- **Data items**:
## START

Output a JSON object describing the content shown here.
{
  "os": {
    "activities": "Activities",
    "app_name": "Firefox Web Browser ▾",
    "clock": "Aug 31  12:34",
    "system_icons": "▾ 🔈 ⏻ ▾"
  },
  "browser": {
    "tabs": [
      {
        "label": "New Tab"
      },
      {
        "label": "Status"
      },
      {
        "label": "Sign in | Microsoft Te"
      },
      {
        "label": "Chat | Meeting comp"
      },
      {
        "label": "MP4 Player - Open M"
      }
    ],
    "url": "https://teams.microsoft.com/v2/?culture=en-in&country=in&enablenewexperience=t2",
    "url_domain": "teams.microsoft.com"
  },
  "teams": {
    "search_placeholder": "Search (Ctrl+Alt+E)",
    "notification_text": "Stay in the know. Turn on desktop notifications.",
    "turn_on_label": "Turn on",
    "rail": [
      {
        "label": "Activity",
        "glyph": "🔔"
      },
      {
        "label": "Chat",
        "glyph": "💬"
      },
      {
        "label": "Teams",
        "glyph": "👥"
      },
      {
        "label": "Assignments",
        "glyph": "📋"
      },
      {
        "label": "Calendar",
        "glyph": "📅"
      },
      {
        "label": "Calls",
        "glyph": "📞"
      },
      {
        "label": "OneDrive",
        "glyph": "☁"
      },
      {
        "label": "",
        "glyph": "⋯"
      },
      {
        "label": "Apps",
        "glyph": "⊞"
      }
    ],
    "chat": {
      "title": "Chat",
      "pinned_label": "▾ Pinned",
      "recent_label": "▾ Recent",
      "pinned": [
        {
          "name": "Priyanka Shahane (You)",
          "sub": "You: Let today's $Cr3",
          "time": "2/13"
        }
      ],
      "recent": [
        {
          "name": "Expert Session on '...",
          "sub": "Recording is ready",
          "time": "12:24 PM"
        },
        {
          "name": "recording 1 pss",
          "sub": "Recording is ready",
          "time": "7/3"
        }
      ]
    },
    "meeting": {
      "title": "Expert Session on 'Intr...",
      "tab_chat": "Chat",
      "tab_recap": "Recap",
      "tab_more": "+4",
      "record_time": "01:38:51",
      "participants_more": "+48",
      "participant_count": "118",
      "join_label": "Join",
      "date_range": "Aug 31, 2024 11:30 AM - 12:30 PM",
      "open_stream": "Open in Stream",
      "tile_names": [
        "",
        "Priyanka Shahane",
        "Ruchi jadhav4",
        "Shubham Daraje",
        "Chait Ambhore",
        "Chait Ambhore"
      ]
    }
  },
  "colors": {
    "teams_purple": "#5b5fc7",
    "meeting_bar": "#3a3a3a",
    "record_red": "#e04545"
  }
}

## END

- **EXERCISE OBJECTIVE**:
Show the lines from the data above that contain the string "Expert".

- **EXERCISE ANSWER**:
          "name": "Expert Session on '...",
      "title": "Expert Session on 'Intr...",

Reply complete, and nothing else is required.